Leaving out all images, write out the records that follow exactly.

────────────────────

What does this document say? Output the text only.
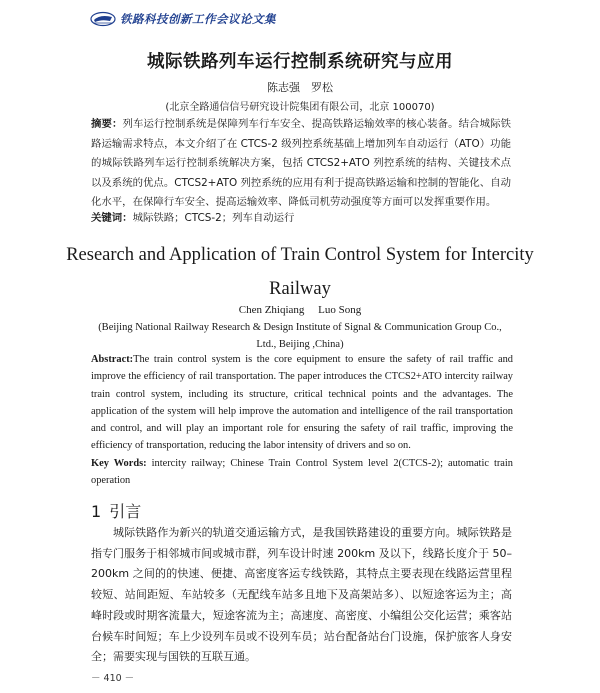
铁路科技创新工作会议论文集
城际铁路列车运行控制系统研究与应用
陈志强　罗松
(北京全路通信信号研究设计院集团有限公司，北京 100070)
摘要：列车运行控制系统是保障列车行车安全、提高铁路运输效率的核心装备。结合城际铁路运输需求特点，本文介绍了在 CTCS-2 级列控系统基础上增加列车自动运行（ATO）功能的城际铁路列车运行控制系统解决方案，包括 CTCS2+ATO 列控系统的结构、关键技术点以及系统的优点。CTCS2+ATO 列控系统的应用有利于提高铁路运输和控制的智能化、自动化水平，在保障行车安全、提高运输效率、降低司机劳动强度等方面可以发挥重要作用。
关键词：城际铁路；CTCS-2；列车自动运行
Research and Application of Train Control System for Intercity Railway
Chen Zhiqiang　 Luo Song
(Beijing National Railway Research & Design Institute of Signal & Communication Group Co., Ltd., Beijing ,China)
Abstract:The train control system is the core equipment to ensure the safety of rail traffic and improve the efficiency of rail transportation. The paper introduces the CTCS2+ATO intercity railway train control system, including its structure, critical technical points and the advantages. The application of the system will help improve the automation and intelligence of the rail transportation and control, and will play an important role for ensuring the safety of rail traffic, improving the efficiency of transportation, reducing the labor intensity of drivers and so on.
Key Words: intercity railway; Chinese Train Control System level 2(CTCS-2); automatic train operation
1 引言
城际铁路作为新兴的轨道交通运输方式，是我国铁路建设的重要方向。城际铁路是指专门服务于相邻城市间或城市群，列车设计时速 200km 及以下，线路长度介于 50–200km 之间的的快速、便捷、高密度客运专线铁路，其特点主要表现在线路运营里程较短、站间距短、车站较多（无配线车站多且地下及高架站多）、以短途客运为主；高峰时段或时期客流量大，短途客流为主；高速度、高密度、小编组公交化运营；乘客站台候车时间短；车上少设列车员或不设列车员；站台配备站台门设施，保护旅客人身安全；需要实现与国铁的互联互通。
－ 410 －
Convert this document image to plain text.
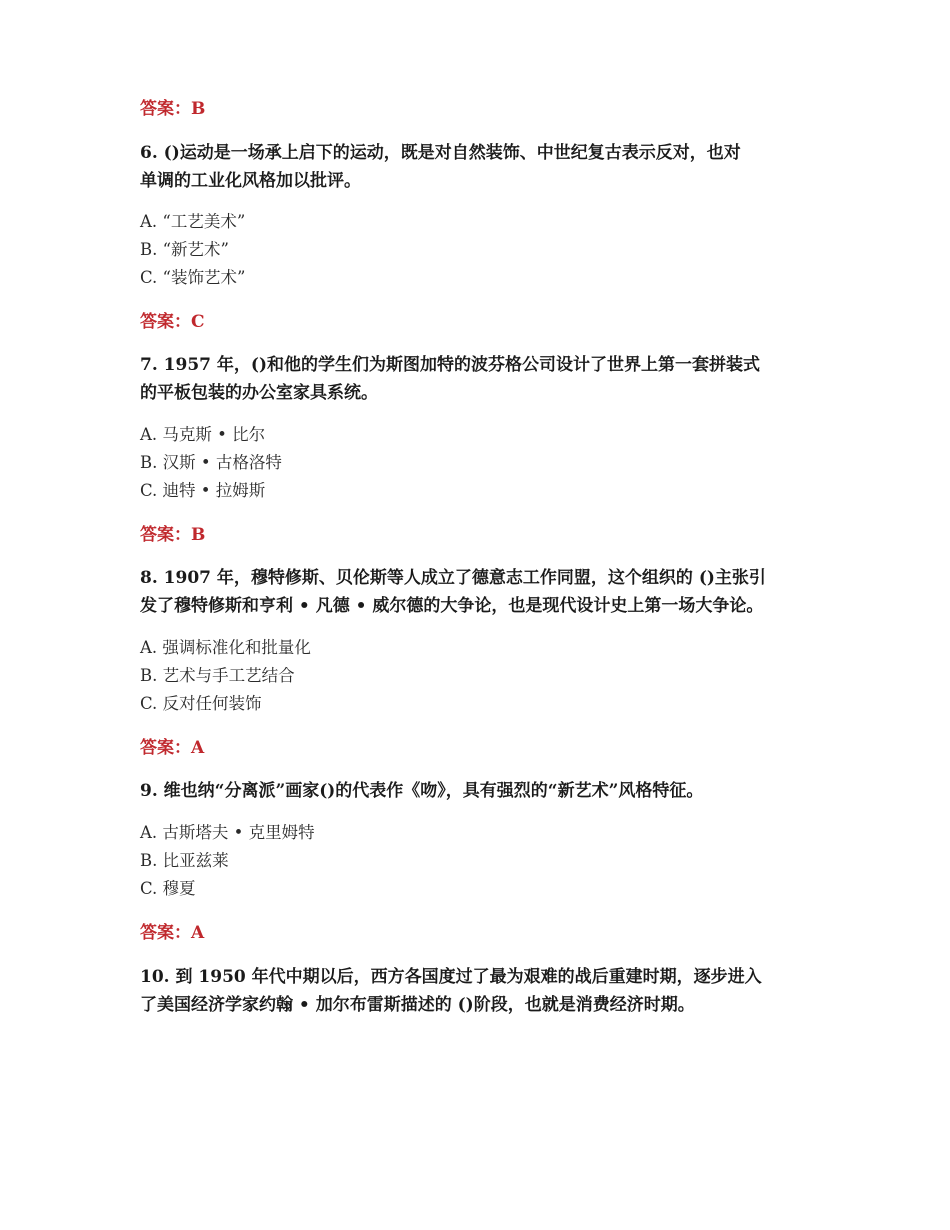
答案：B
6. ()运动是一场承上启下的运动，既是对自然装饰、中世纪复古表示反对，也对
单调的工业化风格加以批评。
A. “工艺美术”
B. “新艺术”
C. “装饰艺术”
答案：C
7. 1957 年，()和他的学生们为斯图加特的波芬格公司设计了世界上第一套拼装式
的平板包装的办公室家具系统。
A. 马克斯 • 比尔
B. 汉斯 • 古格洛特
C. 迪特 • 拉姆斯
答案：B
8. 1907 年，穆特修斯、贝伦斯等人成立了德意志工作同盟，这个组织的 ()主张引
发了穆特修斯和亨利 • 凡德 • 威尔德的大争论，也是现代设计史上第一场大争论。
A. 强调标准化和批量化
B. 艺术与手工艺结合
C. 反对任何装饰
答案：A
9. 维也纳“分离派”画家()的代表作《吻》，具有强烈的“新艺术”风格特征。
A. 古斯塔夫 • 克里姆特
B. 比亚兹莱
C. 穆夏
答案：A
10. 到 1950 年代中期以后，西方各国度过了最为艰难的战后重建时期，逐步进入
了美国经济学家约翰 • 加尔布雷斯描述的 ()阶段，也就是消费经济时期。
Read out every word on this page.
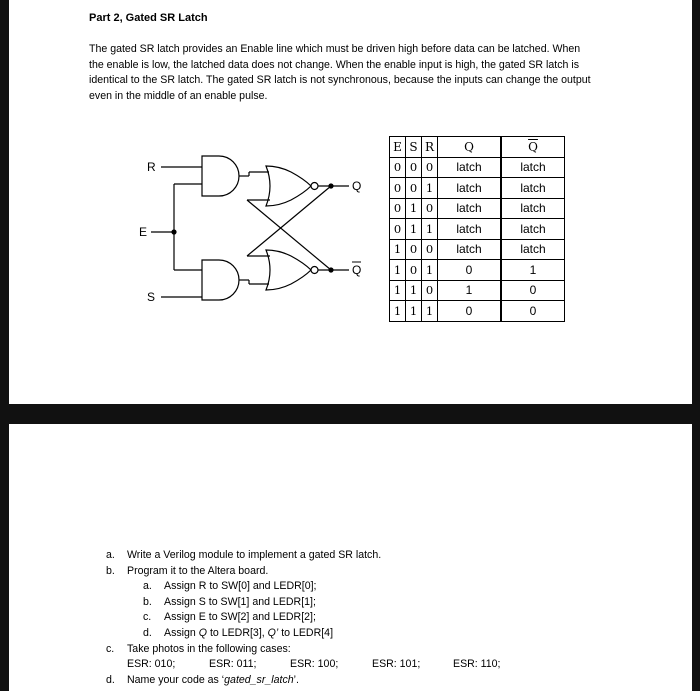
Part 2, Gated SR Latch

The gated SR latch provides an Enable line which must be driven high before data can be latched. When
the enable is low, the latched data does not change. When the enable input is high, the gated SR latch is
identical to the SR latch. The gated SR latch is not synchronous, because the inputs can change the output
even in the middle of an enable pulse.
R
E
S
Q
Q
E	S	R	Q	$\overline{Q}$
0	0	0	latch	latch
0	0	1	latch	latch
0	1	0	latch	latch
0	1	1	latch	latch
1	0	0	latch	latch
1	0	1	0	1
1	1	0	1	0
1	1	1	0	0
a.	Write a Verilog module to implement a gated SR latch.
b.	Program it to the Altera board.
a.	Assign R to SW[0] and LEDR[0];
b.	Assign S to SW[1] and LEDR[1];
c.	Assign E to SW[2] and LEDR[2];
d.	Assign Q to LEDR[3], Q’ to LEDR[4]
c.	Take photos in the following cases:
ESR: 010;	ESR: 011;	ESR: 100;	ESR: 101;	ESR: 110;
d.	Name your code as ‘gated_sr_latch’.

────────────────────

= Problem solution =
What does this document say? Output the text only.
铁路科技创新工作会议论文集
城际铁路列车运行控制系统研究与应用
陈志强　罗松
(北京全路通信信号研究设计院集团有限公司，北京 100070)
摘要：列车运行控制系统是保障列车行车安全、提高铁路运输效率的核心装备。结合城际铁路运输需求特点，本文介绍了在 CTCS-2 级列控系统基础上增加列车自动运行（ATO）功能的城际铁路列车运行控制系统解决方案，包括 CTCS2+ATO 列控系统的结构、关键技术点以及系统的优点。CTCS2+ATO 列控系统的应用有利于提高铁路运输和控制的智能化、自动化水平，在保障行车安全、提高运输效率、降低司机劳动强度等方面可以发挥重要作用。
关键词：城际铁路；CTCS-2；列车自动运行
Research and Application of Train Control System for Intercity Railway
Chen Zhiqiang　 Luo Song
(Beijing National Railway Research & Design Institute of Signal & Communication Group Co., Ltd., Beijing ,China)
Abstract:The train control system is the core equipment to ensure the safety of rail traffic and improve the efficiency of rail transportation. The paper introduces the CTCS2+ATO intercity railway train control system, including its structure, critical technical points and the advantages. The application of the system will help improve the automation and intelligence of the rail transportation and control, and will play an important role for ensuring the safety of rail traffic, improving the efficiency of transportation, reducing the labor intensity of drivers and so on.
Key Words: intercity railway; Chinese Train Control System level 2(CTCS-2); automatic train operation
1 引言
城际铁路作为新兴的轨道交通运输方式，是我国铁路建设的重要方向。城际铁路是指专门服务于相邻城市间或城市群，列车设计时速 200km 及以下，线路长度介于 50–200km 之间的的快速、便捷、高密度客运专线铁路，其特点主要表现在线路运营里程较短、站间距短、车站较多（无配线车站多且地下及高架站多）、以短途客运为主；高峰时段或时期客流量大，短途客流为主；高速度、高密度、小编组公交化运营；乘客站台候车时间短；车上少设列车员或不设列车员；站台配备站台门设施，保护旅客人身安全；需要实现与国铁的互联互通。
－ 410 －
Convert this document image to plain text.
答案：B
6. ()运动是一场承上启下的运动，既是对自然装饰、中世纪复古表示反对，也对
单调的工业化风格加以批评。
A. “工艺美术”
B. “新艺术”
C. “装饰艺术”
答案：C
7. 1957 年，()和他的学生们为斯图加特的波芬格公司设计了世界上第一套拼装式
的平板包装的办公室家具系统。
A. 马克斯 • 比尔
B. 汉斯 • 古格洛特
C. 迪特 • 拉姆斯
答案：B
8. 1907 年，穆特修斯、贝伦斯等人成立了德意志工作同盟，这个组织的 ()主张引
发了穆特修斯和亨利 • 凡德 • 威尔德的大争论，也是现代设计史上第一场大争论。
A. 强调标准化和批量化
B. 艺术与手工艺结合
C. 反对任何装饰
答案：A
9. 维也纳“分离派”画家()的代表作《吻》，具有强烈的“新艺术”风格特征。
A. 古斯塔夫 • 克里姆特
B. 比亚兹莱
C. 穆夏
答案：A
10. 到 1950 年代中期以后，西方各国度过了最为艰难的战后重建时期，逐步进入
了美国经济学家约翰 • 加尔布雷斯描述的 ()阶段，也就是消费经济时期。
Read out every word on this page.
Part 2, Gated SR Latch

The gated SR latch provides an Enable line which must be driven high before data can be latched. When
the enable is low, the latched data does not change. When the enable input is high, the gated SR latch is
identical to the SR latch. The gated SR latch is not synchronous, because the inputs can change the output
even in the middle of an enable pulse.
R
E
S
Q
Q
E	S	R	Q	$\overline{Q}$
0	0	0	latch	latch
0	0	1	latch	latch
0	1	0	latch	latch
0	1	1	latch	latch
1	0	0	latch	latch
1	0	1	0	1
1	1	0	1	0
1	1	1	0	0
a.	Write a Verilog module to implement a gated SR latch.
b.	Program it to the Altera board.
a.	Assign R to SW[0] and LEDR[0];
b.	Assign S to SW[1] and LEDR[1];
c.	Assign E to SW[2] and LEDR[2];
d.	Assign Q to LEDR[3], Q’ to LEDR[4]
c.	Take photos in the following cases:
ESR: 010;	ESR: 011;	ESR: 100;	ESR: 101;	ESR: 110;
d.	Name your code as ‘gated_sr_latch’.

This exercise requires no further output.